⟨

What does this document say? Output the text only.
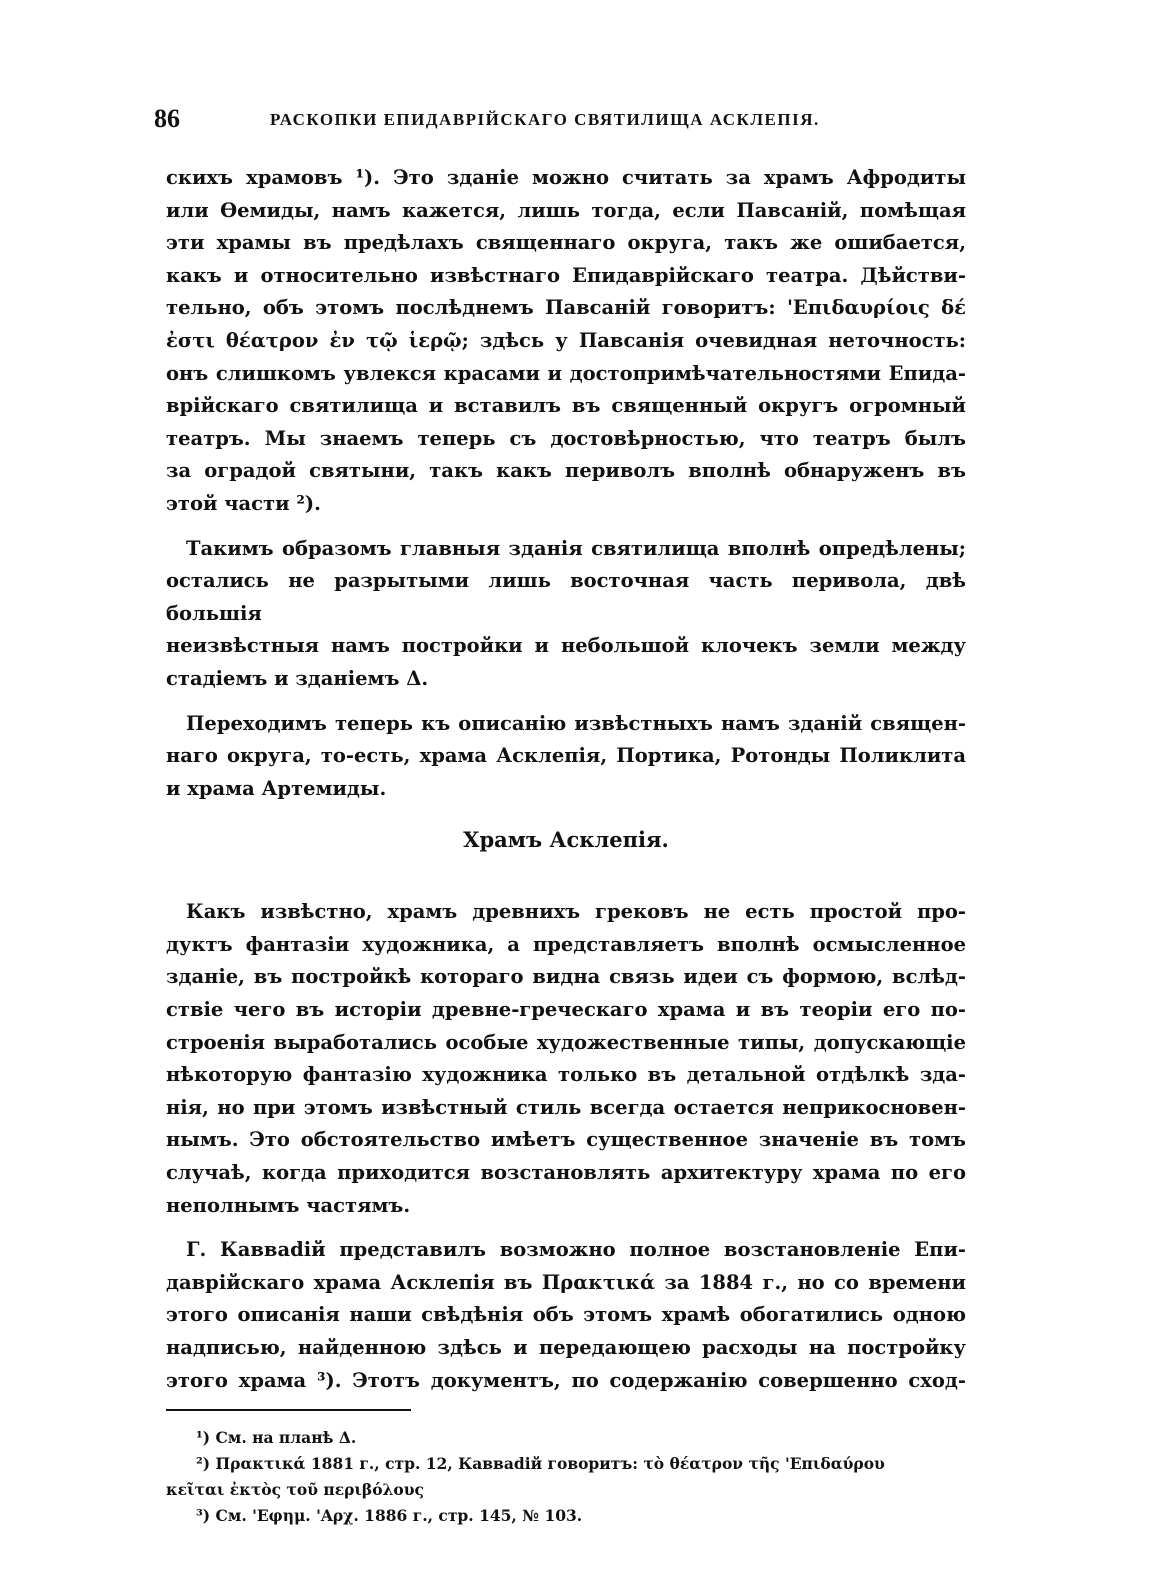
86	РАСКОПКИ ЕПИДАВРІЙСКАГО СВЯТИЛИЩА АСКЛЕПІЯ.

скихъ храмовъ ¹). Это зданіе можно считать за храмъ Афродиты
или Өемиды, намъ кажется, лишь тогда, если Павсаній, помѣщая
эти храмы въ предѣлахъ священнаго округа, такъ же ошибается,
какъ и относительно извѣстнаго Епидаврійскаго театра. Дѣйстви-
тельно, объ этомъ послѣднемъ Павсаній говоритъ: 'Επιδαυρίοις δέ
ἐστι θέατρον ἐν τῷ ἱερῷ; здѣсь у Павсанія очевидная неточность:
онъ слишкомъ увлекся красами и достопримѣчательностями Епида-
врійскаго святилища и вставилъ въ священный округъ огромный
театръ. Мы знаемъ теперь съ достовѣрностью, что театръ былъ
за оградой святыни, такъ какъ периволъ вполнѣ обнаруженъ въ
этой части ²).

Такимъ образомъ главныя зданія святилища вполнѣ опредѣлены;
остались не разрытыми лишь восточная часть перивола, двѣ большія
неизвѣстныя намъ постройки и небольшой клочекъ земли между
стадіемъ и зданіемъ Δ.

Переходимъ теперь къ описанію извѣстныхъ намъ зданій священ-
наго округа, то-есть, храма Асклепія, Портика, Ротонды Поликлита
и храма Артемиды.

Храмъ Асклепія.

Какъ извѣстно, храмъ древнихъ грековъ не есть простой про-
дуктъ фантазіи художника, а представляетъ вполнѣ осмысленное
зданіе, въ постройкѣ котораго видна связь идеи съ формою, вслѣд-
ствіе чего въ исторіи древне-греческаго храма и въ теоріи его по-
строенія выработались особые художественные типы, допускающіе
нѣкоторую фантазію художника только въ детальной отдѣлкѣ зда-
нія, но при этомъ извѣстный стиль всегда остается неприкосновен-
нымъ. Это обстоятельство имѣетъ существенное значеніе въ томъ
случаѣ, когда приходится возстановлять архитектуру храма по его
неполнымъ частямъ.

Г. Кавваdій представилъ возможно полное возстановленіе Епи-
даврійскаго храма Асклепія въ Πρακτικά за 1884 г., но со времени
этого описанія наши свѣдѣнія объ этомъ храмѣ обогатились одною
надписью, найденною здѣсь и передающею расходы на постройку
этого храма ³). Этотъ документъ, по содержанію совершенно сход-

¹) См. на планѣ Δ.
²) Πρακτικά 1881 г., стр. 12, Кавваdій говоритъ: τὸ θέατρον τῆς 'Επιδαύρου
κεῖται ἐκτὸς τοῦ περιβόλους
³) См. 'Εφημ. 'Αρχ. 1886 г., стр. 145, № 103.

⟩

### [YOUR GOAL]
Give back the entries verbatim. Do not include any picture.

### [CORRECT RESPONSE]
What does this document say? Output the text only.
86	РАСКОПКИ ЕПИДАВРІЙСКАГО СВЯТИЛИЩА АСКЛЕПІЯ.

скихъ храмовъ ¹). Это зданіе можно считать за храмъ Афродиты
или Өемиды, намъ кажется, лишь тогда, если Павсаній, помѣщая
эти храмы въ предѣлахъ священнаго округа, такъ же ошибается,
какъ и относительно извѣстнаго Епидаврійскаго театра. Дѣйстви-
тельно, объ этомъ послѣднемъ Павсаній говоритъ: 'Επιδαυρίοις δέ
ἐστι θέατρον ἐν τῷ ἱερῷ; здѣсь у Павсанія очевидная неточность:
онъ слишкомъ увлекся красами и достопримѣчательностями Епида-
врійскаго святилища и вставилъ въ священный округъ огромный
театръ. Мы знаемъ теперь съ достовѣрностью, что театръ былъ
за оградой святыни, такъ какъ периволъ вполнѣ обнаруженъ въ
этой части ²).

Такимъ образомъ главныя зданія святилища вполнѣ опредѣлены;
остались не разрытыми лишь восточная часть перивола, двѣ большія
неизвѣстныя намъ постройки и небольшой клочекъ земли между
стадіемъ и зданіемъ Δ.

Переходимъ теперь къ описанію извѣстныхъ намъ зданій священ-
наго округа, то-есть, храма Асклепія, Портика, Ротонды Поликлита
и храма Артемиды.

Храмъ Асклепія.

Какъ извѣстно, храмъ древнихъ грековъ не есть простой про-
дуктъ фантазіи художника, а представляетъ вполнѣ осмысленное
зданіе, въ постройкѣ котораго видна связь идеи съ формою, вслѣд-
ствіе чего въ исторіи древне-греческаго храма и въ теоріи его по-
строенія выработались особые художественные типы, допускающіе
нѣкоторую фантазію художника только въ детальной отдѣлкѣ зда-
нія, но при этомъ извѣстный стиль всегда остается неприкосновен-
нымъ. Это обстоятельство имѣетъ существенное значеніе въ томъ
случаѣ, когда приходится возстановлять архитектуру храма по его
неполнымъ частямъ.

Г. Кавваdій представилъ возможно полное возстановленіе Епи-
даврійскаго храма Асклепія въ Πρακτικά за 1884 г., но со времени
этого описанія наши свѣдѣнія объ этомъ храмѣ обогатились одною
надписью, найденною здѣсь и передающею расходы на постройку
этого храма ³). Этотъ документъ, по содержанію совершенно сход-

¹) См. на планѣ Δ.
²) Πρακτικά 1881 г., стр. 12, Кавваdій говоритъ: τὸ θέατρον τῆς 'Επιδαύρου
κεῖται ἐκτὸς τοῦ περιβόλους
³) См. 'Εφημ. 'Αρχ. 1886 г., стр. 145, № 103.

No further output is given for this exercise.